→ TASK INPUTS:
──────

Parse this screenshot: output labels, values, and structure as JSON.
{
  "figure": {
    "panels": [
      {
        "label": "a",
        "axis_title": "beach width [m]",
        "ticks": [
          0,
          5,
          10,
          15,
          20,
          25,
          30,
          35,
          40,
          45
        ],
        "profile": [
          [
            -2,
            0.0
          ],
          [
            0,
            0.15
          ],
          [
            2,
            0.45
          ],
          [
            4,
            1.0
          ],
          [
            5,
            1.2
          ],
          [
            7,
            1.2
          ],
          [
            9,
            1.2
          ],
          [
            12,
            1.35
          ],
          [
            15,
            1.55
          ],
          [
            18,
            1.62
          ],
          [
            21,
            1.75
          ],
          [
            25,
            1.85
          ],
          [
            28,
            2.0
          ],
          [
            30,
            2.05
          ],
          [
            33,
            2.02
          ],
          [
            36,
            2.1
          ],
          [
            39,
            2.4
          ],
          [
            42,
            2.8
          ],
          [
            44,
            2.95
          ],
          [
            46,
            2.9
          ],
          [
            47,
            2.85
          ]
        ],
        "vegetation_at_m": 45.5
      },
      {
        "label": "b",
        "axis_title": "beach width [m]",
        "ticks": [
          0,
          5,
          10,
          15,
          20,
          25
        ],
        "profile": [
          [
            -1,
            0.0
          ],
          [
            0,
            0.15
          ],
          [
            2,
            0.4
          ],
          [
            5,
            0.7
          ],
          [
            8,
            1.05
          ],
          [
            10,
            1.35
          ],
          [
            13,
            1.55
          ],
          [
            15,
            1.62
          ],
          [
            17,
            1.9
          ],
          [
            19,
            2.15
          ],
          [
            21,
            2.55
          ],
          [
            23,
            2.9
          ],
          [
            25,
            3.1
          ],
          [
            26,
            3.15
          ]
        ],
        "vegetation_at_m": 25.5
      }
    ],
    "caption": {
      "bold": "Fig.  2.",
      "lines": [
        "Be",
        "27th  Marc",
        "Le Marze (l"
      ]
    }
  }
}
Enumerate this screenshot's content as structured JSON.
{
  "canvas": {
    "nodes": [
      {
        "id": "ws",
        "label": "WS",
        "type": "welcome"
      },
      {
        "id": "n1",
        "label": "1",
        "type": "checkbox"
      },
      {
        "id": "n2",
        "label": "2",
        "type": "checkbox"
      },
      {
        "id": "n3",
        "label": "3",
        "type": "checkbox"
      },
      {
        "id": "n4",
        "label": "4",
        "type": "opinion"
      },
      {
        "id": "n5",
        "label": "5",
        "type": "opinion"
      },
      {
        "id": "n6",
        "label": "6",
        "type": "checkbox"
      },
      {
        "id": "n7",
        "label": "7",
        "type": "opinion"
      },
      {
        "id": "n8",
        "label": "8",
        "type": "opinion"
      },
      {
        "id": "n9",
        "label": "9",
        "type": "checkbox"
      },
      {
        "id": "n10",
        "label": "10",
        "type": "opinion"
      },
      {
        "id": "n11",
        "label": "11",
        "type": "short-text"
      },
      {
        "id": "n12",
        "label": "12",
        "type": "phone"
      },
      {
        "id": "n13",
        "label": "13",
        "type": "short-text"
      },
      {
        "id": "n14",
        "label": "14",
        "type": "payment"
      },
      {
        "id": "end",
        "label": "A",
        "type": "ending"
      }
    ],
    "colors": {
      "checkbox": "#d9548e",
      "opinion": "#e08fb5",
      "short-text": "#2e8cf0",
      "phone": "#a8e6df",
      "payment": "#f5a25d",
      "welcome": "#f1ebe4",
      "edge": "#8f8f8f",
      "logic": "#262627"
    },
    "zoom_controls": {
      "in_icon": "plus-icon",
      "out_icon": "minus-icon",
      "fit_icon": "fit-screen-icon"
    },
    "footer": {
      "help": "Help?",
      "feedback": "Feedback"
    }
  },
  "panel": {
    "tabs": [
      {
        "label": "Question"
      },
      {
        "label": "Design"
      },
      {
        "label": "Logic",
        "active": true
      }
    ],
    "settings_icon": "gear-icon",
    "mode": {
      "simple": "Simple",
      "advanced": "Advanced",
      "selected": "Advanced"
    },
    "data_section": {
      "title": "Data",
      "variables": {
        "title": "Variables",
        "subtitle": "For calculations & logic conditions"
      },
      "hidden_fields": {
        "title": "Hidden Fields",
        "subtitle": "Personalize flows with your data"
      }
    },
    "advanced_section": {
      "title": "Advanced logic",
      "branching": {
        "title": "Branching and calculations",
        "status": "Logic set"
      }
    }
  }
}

──────

→ DO THIS:
Would you copy out each line exactly as written?

→ ANSWER TO THE TASK:
Parse this screenshot: output labels, values, and structure as JSON.
{
  "figure": {
    "panels": [
      {
        "label": "a",
        "axis_title": "beach width [m]",
        "ticks": [
          0,
          5,
          10,
          15,
          20,
          25,
          30,
          35,
          40,
          45
        ],
        "profile": [
          [
            -2,
            0.0
          ],
          [
            0,
            0.15
          ],
          [
            2,
            0.45
          ],
          [
            4,
            1.0
          ],
          [
            5,
            1.2
          ],
          [
            7,
            1.2
          ],
          [
            9,
            1.2
          ],
          [
            12,
            1.35
          ],
          [
            15,
            1.55
          ],
          [
            18,
            1.62
          ],
          [
            21,
            1.75
          ],
          [
            25,
            1.85
          ],
          [
            28,
            2.0
          ],
          [
            30,
            2.05
          ],
          [
            33,
            2.02
          ],
          [
            36,
            2.1
          ],
          [
            39,
            2.4
          ],
          [
            42,
            2.8
          ],
          [
            44,
            2.95
          ],
          [
            46,
            2.9
          ],
          [
            47,
            2.85
          ]
        ],
        "vegetation_at_m": 45.5
      },
      {
        "label": "b",
        "axis_title": "beach width [m]",
        "ticks": [
          0,
          5,
          10,
          15,
          20,
          25
        ],
        "profile": [
          [
            -1,
            0.0
          ],
          [
            0,
            0.15
          ],
          [
            2,
            0.4
          ],
          [
            5,
            0.7
          ],
          [
            8,
            1.05
          ],
          [
            10,
            1.35
          ],
          [
            13,
            1.55
          ],
          [
            15,
            1.62
          ],
          [
            17,
            1.9
          ],
          [
            19,
            2.15
          ],
          [
            21,
            2.55
          ],
          [
            23,
            2.9
          ],
          [
            25,
            3.1
          ],
          [
            26,
            3.15
          ]
        ],
        "vegetation_at_m": 25.5
      }
    ],
    "caption": {
      "bold": "Fig.  2.",
      "lines": [
        "Be",
        "27th  Marc",
        "Le Marze (l"
      ]
    }
  }
}
Enumerate this screenshot's content as structured JSON.
{
  "canvas": {
    "nodes": [
      {
        "id": "ws",
        "label": "WS",
        "type": "welcome"
      },
      {
        "id": "n1",
        "label": "1",
        "type": "checkbox"
      },
      {
        "id": "n2",
        "label": "2",
        "type": "checkbox"
      },
      {
        "id": "n3",
        "label": "3",
        "type": "checkbox"
      },
      {
        "id": "n4",
        "label": "4",
        "type": "opinion"
      },
      {
        "id": "n5",
        "label": "5",
        "type": "opinion"
      },
      {
        "id": "n6",
        "label": "6",
        "type": "checkbox"
      },
      {
        "id": "n7",
        "label": "7",
        "type": "opinion"
      },
      {
        "id": "n8",
        "label": "8",
        "type": "opinion"
      },
      {
        "id": "n9",
        "label": "9",
        "type": "checkbox"
      },
      {
        "id": "n10",
        "label": "10",
        "type": "opinion"
      },
      {
        "id": "n11",
        "label": "11",
        "type": "short-text"
      },
      {
        "id": "n12",
        "label": "12",
        "type": "phone"
      },
      {
        "id": "n13",
        "label": "13",
        "type": "short-text"
      },
      {
        "id": "n14",
        "label": "14",
        "type": "payment"
      },
      {
        "id": "end",
        "label": "A",
        "type": "ending"
      }
    ],
    "colors": {
      "checkbox": "#d9548e",
      "opinion": "#e08fb5",
      "short-text": "#2e8cf0",
      "phone": "#a8e6df",
      "payment": "#f5a25d",
      "welcome": "#f1ebe4",
      "edge": "#8f8f8f",
      "logic": "#262627"
    },
    "zoom_controls": {
      "in_icon": "plus-icon",
      "out_icon": "minus-icon",
      "fit_icon": "fit-screen-icon"
    },
    "footer": {
      "help": "Help?",
      "feedback": "Feedback"
    }
  },
  "panel": {
    "tabs": [
      {
        "label": "Question"
      },
      {
        "label": "Design"
      },
      {
        "label": "Logic",
        "active": true
      }
    ],
    "settings_icon": "gear-icon",
    "mode": {
      "simple": "Simple",
      "advanced": "Advanced",
      "selected": "Advanced"
    },
    "data_section": {
      "title": "Data",
      "variables": {
        "title": "Variables",
        "subtitle": "For calculations & logic conditions"
      },
      "hidden_fields": {
        "title": "Hidden Fields",
        "subtitle": "Personalize flows with your data"
      }
    },
    "advanced_section": {
      "title": "Advanced logic",
      "branching": {
        "title": "Branching and calculations",
        "status": "Logic set"
      }
    }
  }
}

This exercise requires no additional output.